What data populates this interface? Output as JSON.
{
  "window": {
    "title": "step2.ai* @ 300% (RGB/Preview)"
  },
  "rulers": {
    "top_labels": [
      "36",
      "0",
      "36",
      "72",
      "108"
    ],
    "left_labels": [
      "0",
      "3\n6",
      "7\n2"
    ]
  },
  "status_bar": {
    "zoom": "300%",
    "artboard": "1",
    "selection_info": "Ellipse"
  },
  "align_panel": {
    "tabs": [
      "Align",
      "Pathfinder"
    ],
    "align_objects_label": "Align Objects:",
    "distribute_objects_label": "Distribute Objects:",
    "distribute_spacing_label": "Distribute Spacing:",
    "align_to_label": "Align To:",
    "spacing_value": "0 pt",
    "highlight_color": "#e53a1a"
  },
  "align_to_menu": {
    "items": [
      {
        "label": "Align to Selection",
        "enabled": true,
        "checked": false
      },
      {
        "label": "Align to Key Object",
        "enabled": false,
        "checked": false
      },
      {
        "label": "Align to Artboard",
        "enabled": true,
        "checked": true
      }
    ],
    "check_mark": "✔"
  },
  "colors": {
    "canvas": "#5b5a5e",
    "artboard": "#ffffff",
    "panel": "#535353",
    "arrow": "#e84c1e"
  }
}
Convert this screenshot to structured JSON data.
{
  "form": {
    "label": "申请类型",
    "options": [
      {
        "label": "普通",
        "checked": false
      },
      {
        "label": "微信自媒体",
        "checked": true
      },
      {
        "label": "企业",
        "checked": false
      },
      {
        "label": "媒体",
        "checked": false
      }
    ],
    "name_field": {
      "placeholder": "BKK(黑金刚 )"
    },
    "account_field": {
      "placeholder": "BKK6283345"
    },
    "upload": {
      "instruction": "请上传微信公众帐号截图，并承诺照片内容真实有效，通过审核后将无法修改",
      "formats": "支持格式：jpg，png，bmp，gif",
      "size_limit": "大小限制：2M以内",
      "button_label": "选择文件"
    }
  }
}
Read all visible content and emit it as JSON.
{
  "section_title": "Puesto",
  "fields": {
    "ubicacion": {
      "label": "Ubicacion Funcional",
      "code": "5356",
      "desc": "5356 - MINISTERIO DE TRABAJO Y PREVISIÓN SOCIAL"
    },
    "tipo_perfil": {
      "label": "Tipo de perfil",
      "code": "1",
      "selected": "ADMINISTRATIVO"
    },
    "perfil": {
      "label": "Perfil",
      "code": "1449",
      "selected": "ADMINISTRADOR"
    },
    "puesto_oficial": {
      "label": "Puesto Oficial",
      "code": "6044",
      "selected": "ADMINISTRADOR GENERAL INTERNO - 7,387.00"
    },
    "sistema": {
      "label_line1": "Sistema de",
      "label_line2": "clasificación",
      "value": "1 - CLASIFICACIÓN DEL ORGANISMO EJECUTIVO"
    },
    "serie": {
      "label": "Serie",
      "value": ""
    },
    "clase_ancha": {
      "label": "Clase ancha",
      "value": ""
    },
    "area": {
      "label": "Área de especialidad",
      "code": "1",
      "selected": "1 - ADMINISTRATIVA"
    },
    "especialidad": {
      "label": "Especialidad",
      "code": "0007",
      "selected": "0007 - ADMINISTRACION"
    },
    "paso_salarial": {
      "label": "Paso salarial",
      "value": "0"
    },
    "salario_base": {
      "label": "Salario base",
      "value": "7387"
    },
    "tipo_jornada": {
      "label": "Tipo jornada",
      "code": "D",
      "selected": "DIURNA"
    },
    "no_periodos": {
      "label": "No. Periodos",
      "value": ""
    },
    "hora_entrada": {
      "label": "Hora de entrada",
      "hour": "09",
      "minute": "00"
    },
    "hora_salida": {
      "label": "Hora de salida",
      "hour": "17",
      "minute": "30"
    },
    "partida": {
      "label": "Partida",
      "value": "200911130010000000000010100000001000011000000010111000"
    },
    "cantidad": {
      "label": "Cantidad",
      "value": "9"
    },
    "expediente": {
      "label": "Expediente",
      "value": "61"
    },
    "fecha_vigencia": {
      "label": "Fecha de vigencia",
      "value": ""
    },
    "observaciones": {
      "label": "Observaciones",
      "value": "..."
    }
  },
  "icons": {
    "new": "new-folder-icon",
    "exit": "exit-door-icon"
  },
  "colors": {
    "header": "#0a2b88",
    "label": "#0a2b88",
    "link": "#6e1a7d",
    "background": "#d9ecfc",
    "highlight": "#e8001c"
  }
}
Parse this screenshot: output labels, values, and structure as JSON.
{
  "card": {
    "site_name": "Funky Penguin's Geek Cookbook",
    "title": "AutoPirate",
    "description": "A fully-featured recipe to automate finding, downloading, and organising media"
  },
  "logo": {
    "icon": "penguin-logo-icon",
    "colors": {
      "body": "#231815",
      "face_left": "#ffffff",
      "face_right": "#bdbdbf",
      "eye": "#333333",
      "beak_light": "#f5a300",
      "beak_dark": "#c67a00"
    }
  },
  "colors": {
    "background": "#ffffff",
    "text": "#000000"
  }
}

##############################

» **TASK BRIEF**:
Look over the records above and copy each line that includes the string "code".

» **EXPECTED OUTPUT**:
      "code": "5356",
      "code": "1",
      "code": "1449",
      "code": "6044",
      "code": "1",
      "code": "0007",
      "code": "D",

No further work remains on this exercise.